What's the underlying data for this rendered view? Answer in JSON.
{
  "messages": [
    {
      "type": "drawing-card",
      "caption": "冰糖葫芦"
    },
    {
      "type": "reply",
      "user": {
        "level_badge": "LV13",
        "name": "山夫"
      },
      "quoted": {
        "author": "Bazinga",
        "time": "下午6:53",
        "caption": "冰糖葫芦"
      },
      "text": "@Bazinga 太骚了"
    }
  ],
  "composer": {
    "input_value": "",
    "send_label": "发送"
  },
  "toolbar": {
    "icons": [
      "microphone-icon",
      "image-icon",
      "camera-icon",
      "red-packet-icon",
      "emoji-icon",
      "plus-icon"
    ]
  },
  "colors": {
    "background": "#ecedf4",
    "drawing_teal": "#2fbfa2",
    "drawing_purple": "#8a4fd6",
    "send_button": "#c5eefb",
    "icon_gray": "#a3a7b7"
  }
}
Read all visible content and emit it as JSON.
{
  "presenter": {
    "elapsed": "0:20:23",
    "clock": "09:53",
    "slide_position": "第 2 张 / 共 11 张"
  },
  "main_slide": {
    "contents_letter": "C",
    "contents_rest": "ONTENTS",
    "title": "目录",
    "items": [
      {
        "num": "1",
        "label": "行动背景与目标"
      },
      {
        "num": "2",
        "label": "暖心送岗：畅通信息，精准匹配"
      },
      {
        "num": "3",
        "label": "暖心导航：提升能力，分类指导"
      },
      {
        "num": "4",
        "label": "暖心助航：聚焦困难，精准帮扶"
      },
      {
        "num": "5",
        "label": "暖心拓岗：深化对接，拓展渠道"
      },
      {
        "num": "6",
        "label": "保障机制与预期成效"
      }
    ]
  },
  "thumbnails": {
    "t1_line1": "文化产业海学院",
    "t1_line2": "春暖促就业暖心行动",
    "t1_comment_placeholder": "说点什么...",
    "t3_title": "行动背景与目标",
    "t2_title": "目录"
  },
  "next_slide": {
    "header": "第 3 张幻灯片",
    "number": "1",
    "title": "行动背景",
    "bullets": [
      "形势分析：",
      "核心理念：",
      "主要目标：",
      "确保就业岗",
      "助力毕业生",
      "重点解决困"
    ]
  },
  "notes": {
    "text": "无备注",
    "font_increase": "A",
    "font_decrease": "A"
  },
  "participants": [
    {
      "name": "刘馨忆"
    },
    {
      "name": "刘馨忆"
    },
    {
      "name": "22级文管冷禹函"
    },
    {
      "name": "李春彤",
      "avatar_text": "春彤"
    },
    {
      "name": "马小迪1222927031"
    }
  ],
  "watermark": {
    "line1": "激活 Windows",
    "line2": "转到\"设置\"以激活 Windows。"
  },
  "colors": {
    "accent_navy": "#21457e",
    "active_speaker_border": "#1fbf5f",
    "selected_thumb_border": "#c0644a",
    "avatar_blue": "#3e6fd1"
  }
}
-=-=-
- **Exercise directions**
Using the material above, work out how many lines contain the string "JSON". Give that number alone.

- **Exercise response**
2